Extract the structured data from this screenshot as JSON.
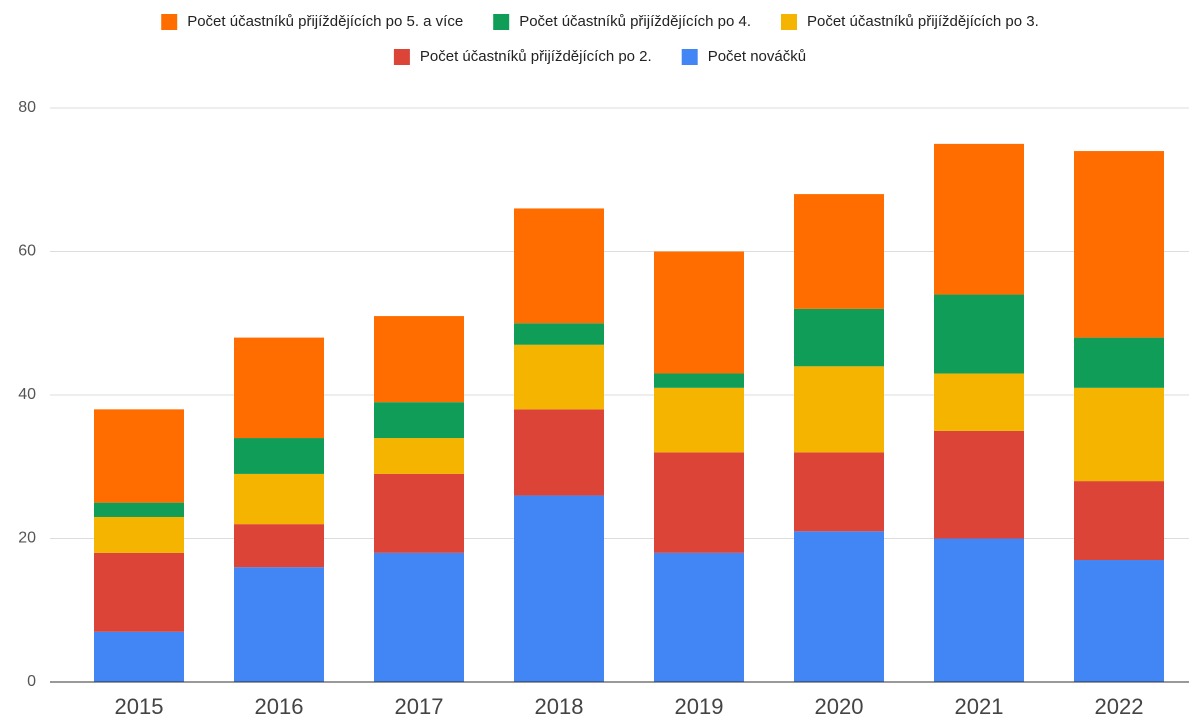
{
  "chart_data": {
    "type": "stacked_bar",
    "categories": [
      "2015",
      "2016",
      "2017",
      "2018",
      "2019",
      "2020",
      "2021",
      "2022"
    ],
    "series": [
      {
        "name": "Počet účastníků přijíždějících po 5. a více",
        "color": "#ff6d01",
        "values": [
          13,
          14,
          12,
          16,
          17,
          16,
          21,
          26
        ]
      },
      {
        "name": "Počet účastníků přijíždějících po 4.",
        "color": "#0f9d58",
        "values": [
          2,
          5,
          5,
          3,
          2,
          8,
          11,
          7
        ]
      },
      {
        "name": "Počet účastníků přijíždějících po 3.",
        "color": "#f4b400",
        "values": [
          5,
          7,
          5,
          9,
          9,
          12,
          8,
          13
        ]
      },
      {
        "name": "Počet účastníků přijíždějících po 2.",
        "color": "#db4437",
        "values": [
          11,
          6,
          11,
          12,
          14,
          11,
          15,
          11
        ]
      },
      {
        "name": "Počet nováčků",
        "color": "#4285f4",
        "values": [
          7,
          16,
          18,
          26,
          18,
          21,
          20,
          17
        ]
      }
    ],
    "ylim": [
      0,
      80
    ],
    "yticks": [
      0,
      20,
      40,
      60,
      80
    ],
    "grid": true,
    "legend": "top"
  }
}
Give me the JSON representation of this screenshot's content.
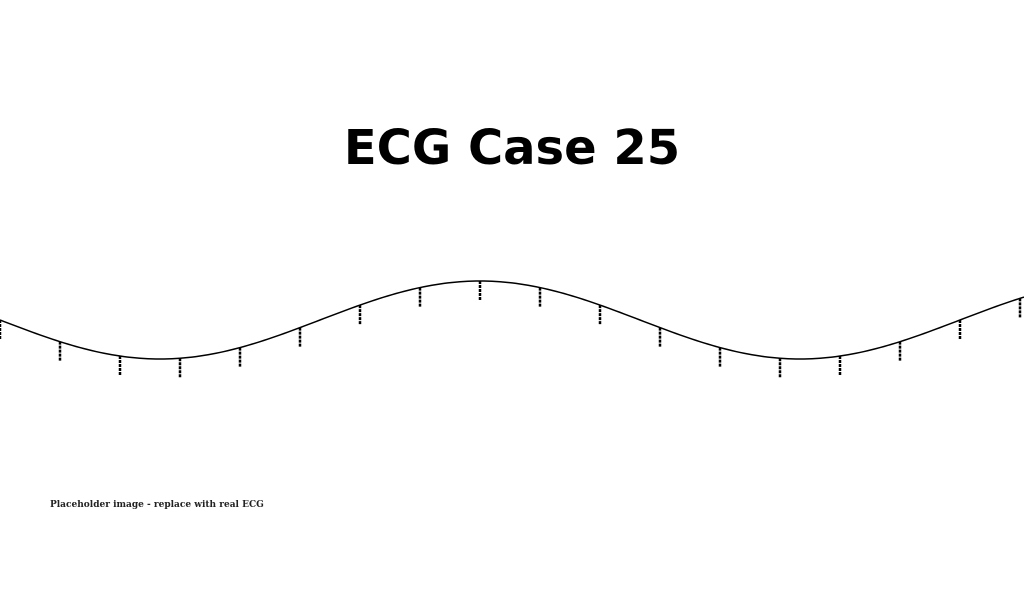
{
  "page": {
    "title": "ECG Case 25",
    "caption": "Placeholder image - replace with real ECG"
  },
  "trace": {
    "stroke_color": "#000000",
    "tick_count": 18
  }
}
..............................
What to do
Scan the material above. Return every line containing the string "účastníků".

Solved exercise
        "name": "Počet účastníků přijíždějících po 5. a více",
        "name": "Počet účastníků přijíždějících po 4.",
        "name": "Počet účastníků přijíždějících po 3.",
        "name": "Počet účastníků přijíždějících po 2.",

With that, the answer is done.